** Begin Records supplied **
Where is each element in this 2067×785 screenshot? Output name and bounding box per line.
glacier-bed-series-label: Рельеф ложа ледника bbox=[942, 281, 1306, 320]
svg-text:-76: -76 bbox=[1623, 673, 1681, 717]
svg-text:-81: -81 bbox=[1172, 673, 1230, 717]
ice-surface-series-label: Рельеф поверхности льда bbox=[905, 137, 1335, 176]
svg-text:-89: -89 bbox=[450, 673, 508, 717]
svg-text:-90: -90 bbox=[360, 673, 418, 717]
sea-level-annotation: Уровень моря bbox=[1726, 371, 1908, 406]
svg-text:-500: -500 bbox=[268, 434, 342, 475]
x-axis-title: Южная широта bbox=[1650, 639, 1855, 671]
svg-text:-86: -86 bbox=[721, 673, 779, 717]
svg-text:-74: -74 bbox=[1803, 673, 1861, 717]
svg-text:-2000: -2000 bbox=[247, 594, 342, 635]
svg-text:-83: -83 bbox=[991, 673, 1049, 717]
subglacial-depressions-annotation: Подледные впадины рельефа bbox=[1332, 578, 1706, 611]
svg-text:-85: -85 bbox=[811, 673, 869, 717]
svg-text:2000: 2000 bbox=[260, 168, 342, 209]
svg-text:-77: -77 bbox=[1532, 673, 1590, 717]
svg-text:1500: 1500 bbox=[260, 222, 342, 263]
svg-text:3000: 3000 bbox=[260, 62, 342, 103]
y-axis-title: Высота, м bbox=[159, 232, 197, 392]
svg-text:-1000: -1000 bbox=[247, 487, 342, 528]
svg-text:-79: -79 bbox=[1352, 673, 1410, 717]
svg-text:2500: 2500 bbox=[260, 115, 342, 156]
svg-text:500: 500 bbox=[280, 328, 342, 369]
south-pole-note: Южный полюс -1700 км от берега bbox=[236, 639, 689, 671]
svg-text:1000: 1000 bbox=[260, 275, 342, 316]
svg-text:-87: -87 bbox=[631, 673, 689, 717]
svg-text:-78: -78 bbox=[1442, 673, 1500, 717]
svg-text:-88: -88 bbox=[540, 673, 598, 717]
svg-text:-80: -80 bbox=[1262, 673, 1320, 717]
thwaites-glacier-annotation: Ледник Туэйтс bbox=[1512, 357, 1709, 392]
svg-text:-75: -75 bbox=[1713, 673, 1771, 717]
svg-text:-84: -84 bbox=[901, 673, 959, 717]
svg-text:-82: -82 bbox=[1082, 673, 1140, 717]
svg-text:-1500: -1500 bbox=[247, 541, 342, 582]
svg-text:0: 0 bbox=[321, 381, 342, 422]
** End Records supplied **
Rewrite all of the data above as a numbered list, leaving out any blank lines.

1. Where is each element in this 2067×785 screenshot? Output name and bounding box per line.
2. glacier-bed-series-label: Рельеф ложа ледника bbox=[942, 281, 1306, 320]
3. svg-text:-76: -76 bbox=[1623, 673, 1681, 717]
4. svg-text:-81: -81 bbox=[1172, 673, 1230, 717]
5. ice-surface-series-label: Рельеф поверхности льда bbox=[905, 137, 1335, 176]
6. svg-text:-89: -89 bbox=[450, 673, 508, 717]
7. svg-text:-90: -90 bbox=[360, 673, 418, 717]
8. sea-level-annotation: Уровень моря bbox=[1726, 371, 1908, 406]
9. svg-text:-500: -500 bbox=[268, 434, 342, 475]
10. x-axis-title: Южная широта bbox=[1650, 639, 1855, 671]
11. svg-text:-86: -86 bbox=[721, 673, 779, 717]
12. svg-text:-74: -74 bbox=[1803, 673, 1861, 717]
13. svg-text:-2000: -2000 bbox=[247, 594, 342, 635]
14. svg-text:-83: -83 bbox=[991, 673, 1049, 717]
15. subglacial-depressions-annotation: Подледные впадины рельефа bbox=[1332, 578, 1706, 611]
16. svg-text:-85: -85 bbox=[811, 673, 869, 717]
17. svg-text:2000: 2000 bbox=[260, 168, 342, 209]
18. svg-text:-77: -77 bbox=[1532, 673, 1590, 717]
19. svg-text:1500: 1500 bbox=[260, 222, 342, 263]
20. svg-text:3000: 3000 bbox=[260, 62, 342, 103]
21. y-axis-title: Высота, м bbox=[159, 232, 197, 392]
22. svg-text:-1000: -1000 bbox=[247, 487, 342, 528]
23. svg-text:-79: -79 bbox=[1352, 673, 1410, 717]
24. svg-text:2500: 2500 bbox=[260, 115, 342, 156]
25. svg-text:500: 500 bbox=[280, 328, 342, 369]
26. south-pole-note: Южный полюс -1700 км от берега bbox=[236, 639, 689, 671]
27. svg-text:1000: 1000 bbox=[260, 275, 342, 316]
28. svg-text:-87: -87 bbox=[631, 673, 689, 717]
29. svg-text:-78: -78 bbox=[1442, 673, 1500, 717]
30. svg-text:-88: -88 bbox=[540, 673, 598, 717]
31. svg-text:-80: -80 bbox=[1262, 673, 1320, 717]
32. thwaites-glacier-annotation: Ледник Туэйтс bbox=[1512, 357, 1709, 392]
33. svg-text:-75: -75 bbox=[1713, 673, 1771, 717]
34. svg-text:-84: -84 bbox=[901, 673, 959, 717]
35. svg-text:-82: -82 bbox=[1082, 673, 1140, 717]
36. svg-text:-1500: -1500 bbox=[247, 541, 342, 582]
37. svg-text:0: 0 bbox=[321, 381, 342, 422]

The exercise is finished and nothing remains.